▶ _Short problem_
Look through the records below and collect all lines that hold the string "ratios".

** Start Records supplied **

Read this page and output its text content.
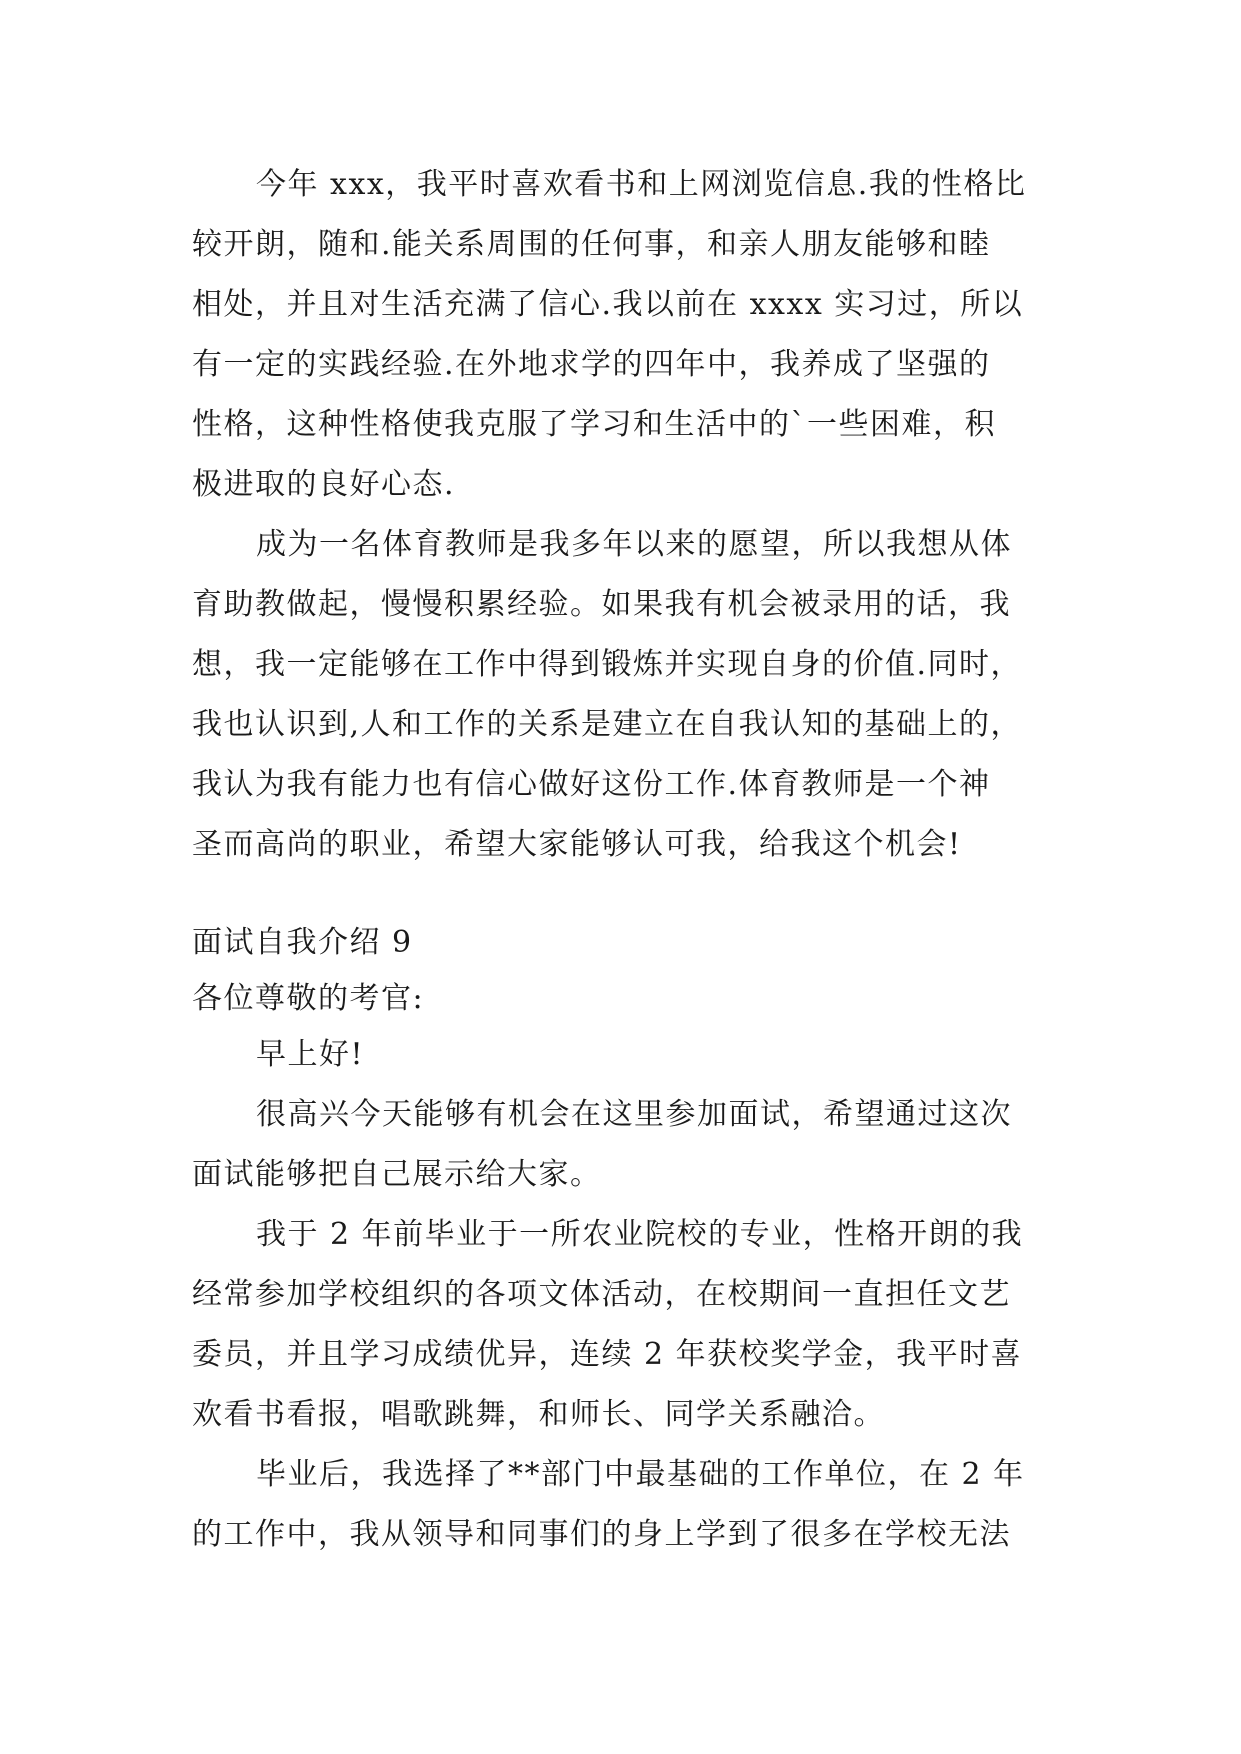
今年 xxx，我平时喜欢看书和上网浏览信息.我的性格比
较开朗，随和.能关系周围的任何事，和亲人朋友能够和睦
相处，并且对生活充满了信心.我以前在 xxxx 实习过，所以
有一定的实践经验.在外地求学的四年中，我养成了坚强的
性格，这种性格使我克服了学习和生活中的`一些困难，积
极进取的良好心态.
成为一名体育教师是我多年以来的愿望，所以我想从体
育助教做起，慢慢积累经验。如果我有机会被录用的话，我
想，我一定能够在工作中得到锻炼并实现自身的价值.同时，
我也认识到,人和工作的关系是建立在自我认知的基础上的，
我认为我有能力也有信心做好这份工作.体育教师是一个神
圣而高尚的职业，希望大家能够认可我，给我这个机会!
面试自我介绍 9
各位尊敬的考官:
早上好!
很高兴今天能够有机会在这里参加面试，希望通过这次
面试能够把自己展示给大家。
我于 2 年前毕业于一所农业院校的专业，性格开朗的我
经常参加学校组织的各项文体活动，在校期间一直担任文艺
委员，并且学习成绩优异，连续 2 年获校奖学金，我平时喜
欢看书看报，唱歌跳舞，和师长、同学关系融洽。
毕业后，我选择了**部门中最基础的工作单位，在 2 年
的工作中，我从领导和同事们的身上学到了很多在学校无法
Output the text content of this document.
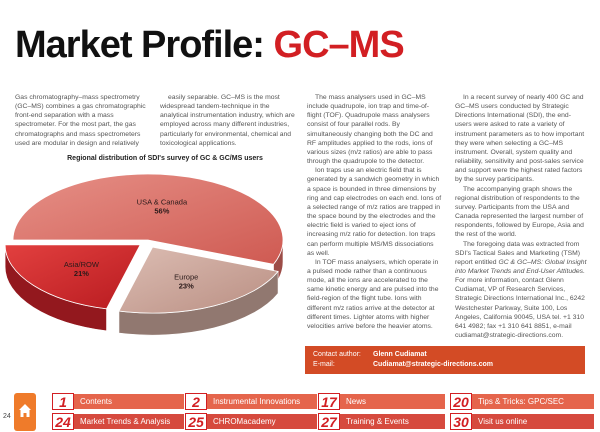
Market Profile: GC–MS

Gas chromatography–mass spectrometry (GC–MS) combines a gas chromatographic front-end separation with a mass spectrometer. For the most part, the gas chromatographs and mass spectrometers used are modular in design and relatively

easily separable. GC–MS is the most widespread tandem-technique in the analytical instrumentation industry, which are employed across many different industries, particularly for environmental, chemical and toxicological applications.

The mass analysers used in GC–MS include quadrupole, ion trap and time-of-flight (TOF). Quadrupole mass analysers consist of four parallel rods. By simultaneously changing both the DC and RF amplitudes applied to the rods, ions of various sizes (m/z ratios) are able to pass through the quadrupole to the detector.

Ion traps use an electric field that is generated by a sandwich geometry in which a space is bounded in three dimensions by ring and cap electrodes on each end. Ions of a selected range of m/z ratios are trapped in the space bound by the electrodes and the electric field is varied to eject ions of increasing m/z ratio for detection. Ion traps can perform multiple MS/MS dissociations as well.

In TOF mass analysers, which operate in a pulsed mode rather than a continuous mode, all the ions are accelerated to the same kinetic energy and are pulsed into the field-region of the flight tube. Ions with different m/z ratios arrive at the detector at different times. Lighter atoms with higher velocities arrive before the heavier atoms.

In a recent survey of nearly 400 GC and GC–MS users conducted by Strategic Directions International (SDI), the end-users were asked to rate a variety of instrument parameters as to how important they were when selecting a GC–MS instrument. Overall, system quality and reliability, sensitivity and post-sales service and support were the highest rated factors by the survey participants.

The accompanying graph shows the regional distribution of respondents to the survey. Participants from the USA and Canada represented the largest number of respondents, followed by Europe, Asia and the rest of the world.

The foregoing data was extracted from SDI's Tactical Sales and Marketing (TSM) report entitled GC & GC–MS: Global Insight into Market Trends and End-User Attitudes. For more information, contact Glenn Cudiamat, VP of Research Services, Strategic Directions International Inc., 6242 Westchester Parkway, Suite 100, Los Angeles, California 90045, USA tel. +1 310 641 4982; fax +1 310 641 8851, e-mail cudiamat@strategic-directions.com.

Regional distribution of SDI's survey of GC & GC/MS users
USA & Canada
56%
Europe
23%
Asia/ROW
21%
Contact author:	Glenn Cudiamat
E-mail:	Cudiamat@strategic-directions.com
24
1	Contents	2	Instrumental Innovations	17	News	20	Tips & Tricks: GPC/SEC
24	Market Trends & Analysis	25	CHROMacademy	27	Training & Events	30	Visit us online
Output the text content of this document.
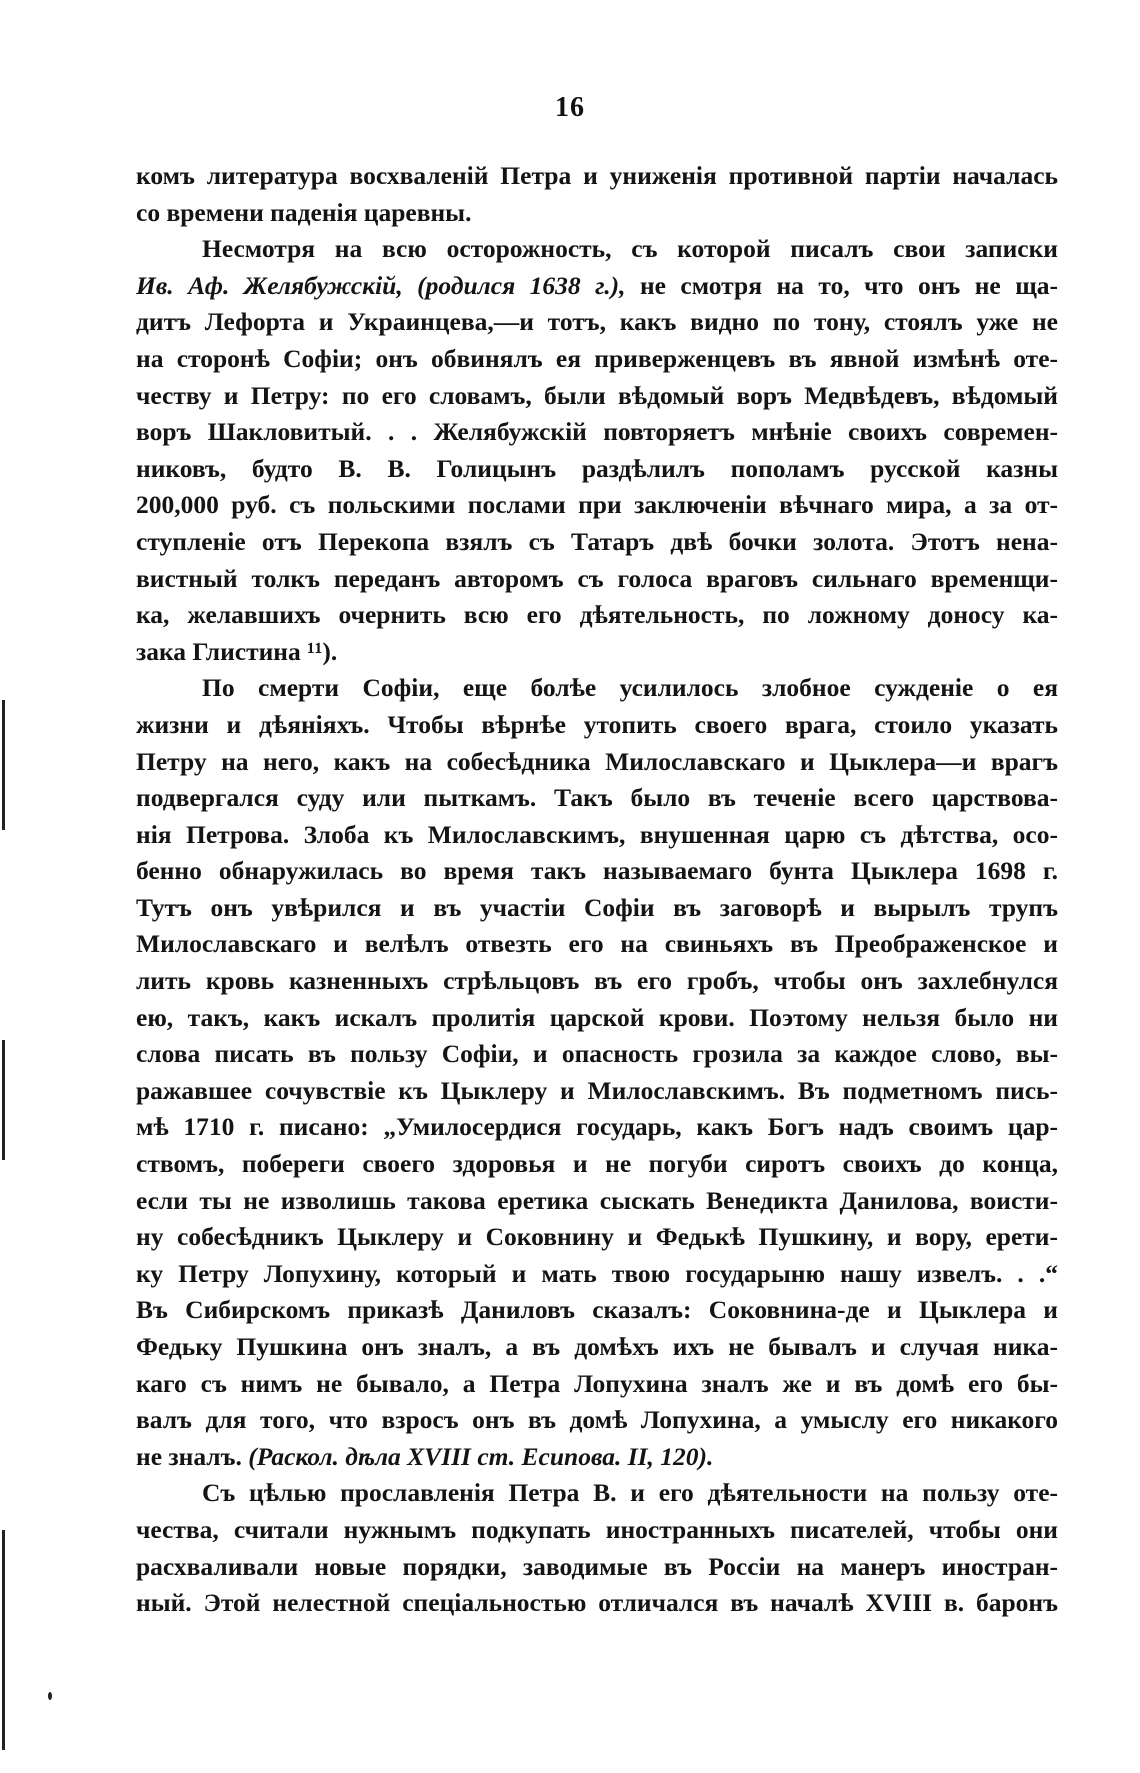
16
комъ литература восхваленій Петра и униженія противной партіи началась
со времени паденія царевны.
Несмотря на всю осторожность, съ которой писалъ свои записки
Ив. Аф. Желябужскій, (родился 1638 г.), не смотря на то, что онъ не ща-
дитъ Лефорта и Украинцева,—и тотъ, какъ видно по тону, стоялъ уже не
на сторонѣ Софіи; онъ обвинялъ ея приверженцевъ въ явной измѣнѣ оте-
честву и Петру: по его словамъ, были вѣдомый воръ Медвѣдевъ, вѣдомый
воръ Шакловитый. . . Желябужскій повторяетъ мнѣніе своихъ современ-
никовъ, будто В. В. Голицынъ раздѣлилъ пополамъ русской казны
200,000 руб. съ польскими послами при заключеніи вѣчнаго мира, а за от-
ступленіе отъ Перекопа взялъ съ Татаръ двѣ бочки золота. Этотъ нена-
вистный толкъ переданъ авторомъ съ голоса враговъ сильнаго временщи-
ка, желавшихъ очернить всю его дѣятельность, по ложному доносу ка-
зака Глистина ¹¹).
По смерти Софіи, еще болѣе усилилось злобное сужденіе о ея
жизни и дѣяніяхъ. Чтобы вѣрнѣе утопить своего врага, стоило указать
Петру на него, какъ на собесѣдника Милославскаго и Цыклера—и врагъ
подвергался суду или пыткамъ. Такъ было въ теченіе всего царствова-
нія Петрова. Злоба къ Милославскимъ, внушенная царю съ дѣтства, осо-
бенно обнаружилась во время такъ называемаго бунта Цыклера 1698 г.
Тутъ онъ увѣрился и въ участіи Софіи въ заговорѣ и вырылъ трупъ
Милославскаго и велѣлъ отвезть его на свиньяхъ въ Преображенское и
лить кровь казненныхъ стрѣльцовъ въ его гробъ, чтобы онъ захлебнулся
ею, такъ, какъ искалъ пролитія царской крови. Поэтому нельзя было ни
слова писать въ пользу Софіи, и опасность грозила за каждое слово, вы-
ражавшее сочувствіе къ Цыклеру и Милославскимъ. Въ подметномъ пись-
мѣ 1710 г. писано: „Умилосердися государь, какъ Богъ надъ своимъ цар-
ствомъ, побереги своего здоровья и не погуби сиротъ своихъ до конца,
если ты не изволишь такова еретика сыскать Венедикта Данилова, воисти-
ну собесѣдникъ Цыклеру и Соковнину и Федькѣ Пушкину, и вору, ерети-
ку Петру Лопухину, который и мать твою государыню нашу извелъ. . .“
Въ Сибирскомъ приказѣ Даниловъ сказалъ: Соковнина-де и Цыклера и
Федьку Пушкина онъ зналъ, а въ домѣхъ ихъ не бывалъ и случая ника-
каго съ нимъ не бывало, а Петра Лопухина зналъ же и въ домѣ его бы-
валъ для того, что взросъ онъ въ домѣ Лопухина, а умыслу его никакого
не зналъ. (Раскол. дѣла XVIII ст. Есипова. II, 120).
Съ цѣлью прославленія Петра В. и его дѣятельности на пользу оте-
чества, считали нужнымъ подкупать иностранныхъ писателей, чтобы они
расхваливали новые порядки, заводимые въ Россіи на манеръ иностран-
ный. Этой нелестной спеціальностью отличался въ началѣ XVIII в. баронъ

** End Records supplied **

▶ _The solution_
The mass analysers used in GC–MS include quadrupole, ion trap and time-of-flight (TOF). Quadrupole mass analysers consist of four parallel rods. By simultaneously changing both the DC and RF amplitudes applied to the rods, ions of various sizes (m/z ratios) are able to pass through the quadrupole to the detector.
Ion traps use an electric field that is generated by a sandwich geometry in which a space is bounded in three dimensions by ring and cap electrodes on each end. Ions of a selected range of m/z ratios are trapped in the space bound by the electrodes and the electric field is varied to eject ions of increasing m/z ratio for detection. Ion traps can perform multiple MS/MS dissociations as well.
In TOF mass analysers, which operate in a pulsed mode rather than a continuous mode, all the ions are accelerated to the same kinetic energy and are pulsed into the field-region of the flight tube. Ions with different m/z ratios arrive at the detector at different times. Lighter atoms with higher velocities arrive before the heavier atoms.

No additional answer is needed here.